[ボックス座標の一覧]
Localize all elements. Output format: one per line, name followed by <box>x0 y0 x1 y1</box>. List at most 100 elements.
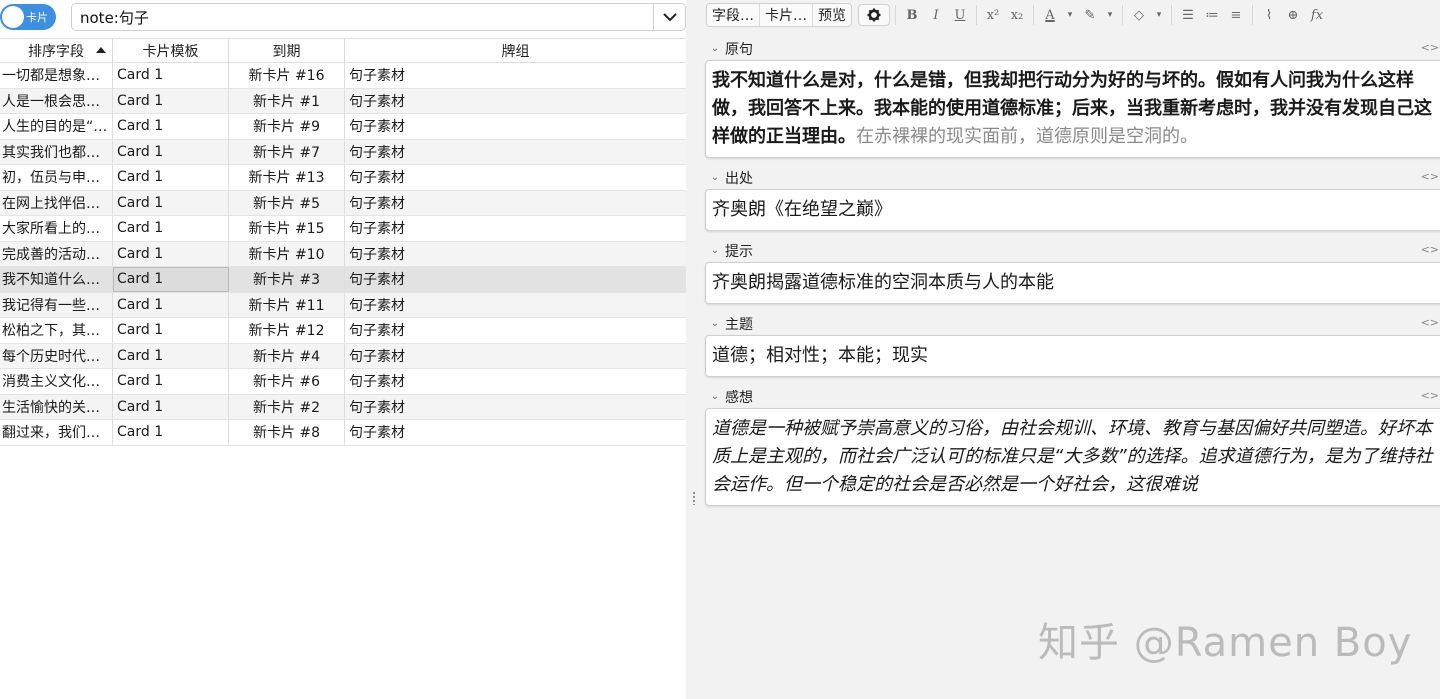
cell-sort: 我不知道什么… <box>0 267 113 292</box>
cell-template: Card 1 <box>113 88 229 113</box>
cell-sort: 每个历史时代… <box>0 343 113 368</box>
field-label-hint[interactable]: ⌄ 提示 <> <box>705 239 1440 262</box>
html-editor-toggle-icon[interactable]: <> <box>1421 243 1439 256</box>
text-color-icon[interactable]: A <box>1039 4 1061 26</box>
collapse-chevron-icon[interactable]: ⌄ <box>705 172 725 183</box>
muted-sentence-text: 在赤裸裸的现实面前，道德原则是空洞的。 <box>856 126 1198 147</box>
field-label-original-sentence[interactable]: ⌄ 原句 <> <box>705 37 1440 60</box>
table-header: 排序字段 卡片模板 到期 牌组 <box>0 38 686 63</box>
cell-sort: 在网上找伴侣… <box>0 190 113 215</box>
table-row[interactable]: 翻过来，我们… Card 1 新卡片 #8 句子素材 <box>0 420 686 446</box>
field-label-topic[interactable]: ⌄ 主题 <> <box>705 312 1440 335</box>
sort-ascending-icon <box>96 47 106 53</box>
note-fields: ⌄ 原句 <> 我不知道什么是对，什么是错，但我却把行动分为好的与坏的。假如有人… <box>705 37 1440 514</box>
cell-due: 新卡片 #12 <box>229 318 345 343</box>
cell-due: 新卡片 #3 <box>229 267 345 292</box>
table-row[interactable]: 我不知道什么… Card 1 新卡片 #3 句子素材 <box>0 267 686 293</box>
field-editor-topic[interactable]: 道德；相对性；本能；现实 <box>705 335 1440 377</box>
cell-sort: 生活愉快的关… <box>0 394 113 419</box>
cell-sort: 人是一根会思… <box>0 88 113 113</box>
cell-deck: 句子素材 <box>349 246 405 263</box>
table-row[interactable]: 在网上找伴侣… Card 1 新卡片 #5 句子素材 <box>0 190 686 216</box>
cards-button[interactable]: 卡片… <box>760 4 813 26</box>
html-editor-toggle-icon[interactable]: <> <box>1421 389 1439 402</box>
chevron-down-icon[interactable]: ▾ <box>1152 4 1166 26</box>
column-header-deck[interactable]: 牌组 <box>345 39 686 62</box>
editor-toolbar: 字段… 卡片… 预览 B I U x² x₂ A ▾ ✎ ▾ ◇ ▾ ☰ ≔ ≡… <box>706 3 1328 27</box>
table-row[interactable]: 人是一根会思… Card 1 新卡片 #1 句子素材 <box>0 88 686 114</box>
field-editor-hint[interactable]: 齐奥朗揭露道德标准的空洞本质与人的本能 <box>705 262 1440 304</box>
bold-icon[interactable]: B <box>901 4 923 26</box>
cell-template: Card 1 <box>113 63 229 88</box>
eraser-icon[interactable]: ◇ <box>1128 4 1150 26</box>
cell-sort: 一切都是想象… <box>0 63 113 88</box>
collapse-chevron-icon[interactable]: ⌄ <box>705 318 725 329</box>
italic-icon[interactable]: I <box>925 4 947 26</box>
table-row[interactable]: 大家所看上的… Card 1 新卡片 #15 句子素材 <box>0 216 686 242</box>
field-editor-thoughts[interactable]: 道德是一种被赋予崇高意义的习俗，由社会规训、环境、教育与基因偏好共同塑造。好坏本… <box>705 408 1440 506</box>
table-row[interactable]: 其实我们也都… Card 1 新卡片 #7 句子素材 <box>0 139 686 165</box>
table-row[interactable]: 初，伍员与申… Card 1 新卡片 #13 句子素材 <box>0 165 686 191</box>
toolbar-separator <box>895 5 896 25</box>
search-history-dropdown[interactable] <box>653 4 685 30</box>
watermark: 知乎 @Ramen Boy <box>1038 620 1413 666</box>
cell-due: 新卡片 #8 <box>229 420 345 445</box>
search-field[interactable] <box>71 3 686 31</box>
column-header-sort-field[interactable]: 排序字段 <box>0 39 113 62</box>
cell-deck: 句子素材 <box>349 195 405 212</box>
table-row[interactable]: 人生的目的是“… Card 1 新卡片 #9 句子素材 <box>0 114 686 140</box>
toolbar-separator <box>1252 5 1253 25</box>
cell-due: 新卡片 #16 <box>229 63 345 88</box>
table-row[interactable]: 每个历史时代… Card 1 新卡片 #4 句子素材 <box>0 343 686 369</box>
function-icon[interactable]: fx <box>1306 4 1328 26</box>
chevron-down-icon[interactable]: ▾ <box>1103 4 1117 26</box>
collapse-chevron-icon[interactable]: ⌄ <box>705 43 725 54</box>
chevron-down-icon[interactable]: ▾ <box>1063 4 1077 26</box>
column-header-due[interactable]: 到期 <box>229 39 345 62</box>
numbered-list-icon[interactable]: ≔ <box>1201 4 1223 26</box>
cell-template: Card 1 <box>113 139 229 164</box>
cards-notes-toggle[interactable]: 卡片 <box>0 4 56 30</box>
cell-template: Card 1 <box>113 394 229 419</box>
field-editor-source[interactable]: 齐奥朗《在绝望之巅》 <box>705 189 1440 231</box>
table-row[interactable]: 生活愉快的关… Card 1 新卡片 #2 句子素材 <box>0 394 686 420</box>
cell-deck: 句子素材 <box>349 399 405 416</box>
table-row[interactable]: 我记得有一些… Card 1 新卡片 #11 句子素材 <box>0 292 686 318</box>
paperclip-icon[interactable]: ⌇ <box>1258 4 1280 26</box>
cell-due: 新卡片 #11 <box>229 292 345 317</box>
collapse-chevron-icon[interactable]: ⌄ <box>705 245 725 256</box>
subscript-icon[interactable]: x₂ <box>1006 4 1028 26</box>
cell-sort: 松柏之下，其… <box>0 318 113 343</box>
table-row[interactable]: 一切都是想象… Card 1 新卡片 #16 句子素材 <box>0 63 686 89</box>
cell-due: 新卡片 #13 <box>229 165 345 190</box>
microphone-icon[interactable]: ⊕ <box>1282 4 1304 26</box>
search-input[interactable] <box>80 7 650 27</box>
cell-deck: 句子素材 <box>349 144 405 161</box>
field-label-source[interactable]: ⌄ 出处 <> <box>705 166 1440 189</box>
field-editor-original-sentence[interactable]: 我不知道什么是对，什么是错，但我却把行动分为好的与坏的。假如有人问我为什么这样做… <box>705 60 1440 158</box>
cell-template: Card 1 <box>113 343 229 368</box>
table-row[interactable]: 松柏之下，其… Card 1 新卡片 #12 句子素材 <box>0 318 686 344</box>
bullet-list-icon[interactable]: ☰ <box>1177 4 1199 26</box>
superscript-icon[interactable]: x² <box>982 4 1004 26</box>
cell-template: Card 1 <box>113 241 229 266</box>
preview-button[interactable]: 预览 <box>813 4 851 26</box>
html-editor-toggle-icon[interactable]: <> <box>1421 41 1439 54</box>
column-header-card-template[interactable]: 卡片模板 <box>113 39 229 62</box>
highlight-icon[interactable]: ✎ <box>1079 4 1101 26</box>
settings-button[interactable] <box>858 4 890 26</box>
underline-icon[interactable]: U <box>949 4 971 26</box>
toggle-label: 卡片 <box>26 11 48 24</box>
cell-template: Card 1 <box>113 369 229 394</box>
collapse-chevron-icon[interactable]: ⌄ <box>705 391 725 402</box>
align-icon[interactable]: ≡ <box>1225 4 1247 26</box>
table-row[interactable]: 完成善的活动… Card 1 新卡片 #10 句子素材 <box>0 241 686 267</box>
table-row[interactable]: 消费主义文化… Card 1 新卡片 #6 句子素材 <box>0 369 686 395</box>
cell-template: Card 1 <box>113 165 229 190</box>
gear-icon <box>867 8 881 22</box>
html-editor-toggle-icon[interactable]: <> <box>1421 170 1439 183</box>
html-editor-toggle-icon[interactable]: <> <box>1421 316 1439 329</box>
toolbar-separator <box>1033 5 1034 25</box>
field-label-thoughts[interactable]: ⌄ 感想 <> <box>705 385 1440 408</box>
fields-button[interactable]: 字段… <box>707 4 760 26</box>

- [課題] 「cell-sort: 我不知道什么… <box>0 267 113 292</box>」を含む行から「table-row[interactable]: 翻过来，我们… Card」を含む行までを、空行を除いて、「番号」と「内容」の2列からなるMarkdownの表に整理すること。

- [回答]
| 番号 | 内容 |
|---|---|
| 1 | cell-sort: 我不知道什么… <box>0 267 113 292</box> |
| 2 | cell-template: Card 1 <box>113 88 229 113</box> |
| 3 | cell-sort: 每个历史时代… <box>0 343 113 368</box> |
| 4 | field-label-hint[interactable]: ⌄ 提示 <> <box>705 239 1440 262</box> |
| 5 | html-editor-toggle-icon[interactable]: <> <box>1421 243 1439 256</box> |
| 6 | text-color-icon[interactable]: A <box>1039 4 1061 26</box> |
| 7 | collapse-chevron-icon[interactable]: ⌄ <box>705 172 725 183</box> |
| 8 | muted-sentence-text: 在赤裸裸的现实面前，道德原则是空洞的。 <box>856 126 1198 147</box> |
| 9 | field-label-original-sentence[interactable]: ⌄ 原句 <> <box>705 37 1440 60</box> |
| 10 | table-header: 排序字段 卡片模板 到期 牌组 <box>0 38 686 63</box> |
| 11 | cell-sort: 在网上找伴侣… <box>0 190 113 215</box> |
| 12 | table-row[interactable]: 翻过来，我们… Card 1 新卡片 #8 句子素材 <box>0 420 686 446</box> |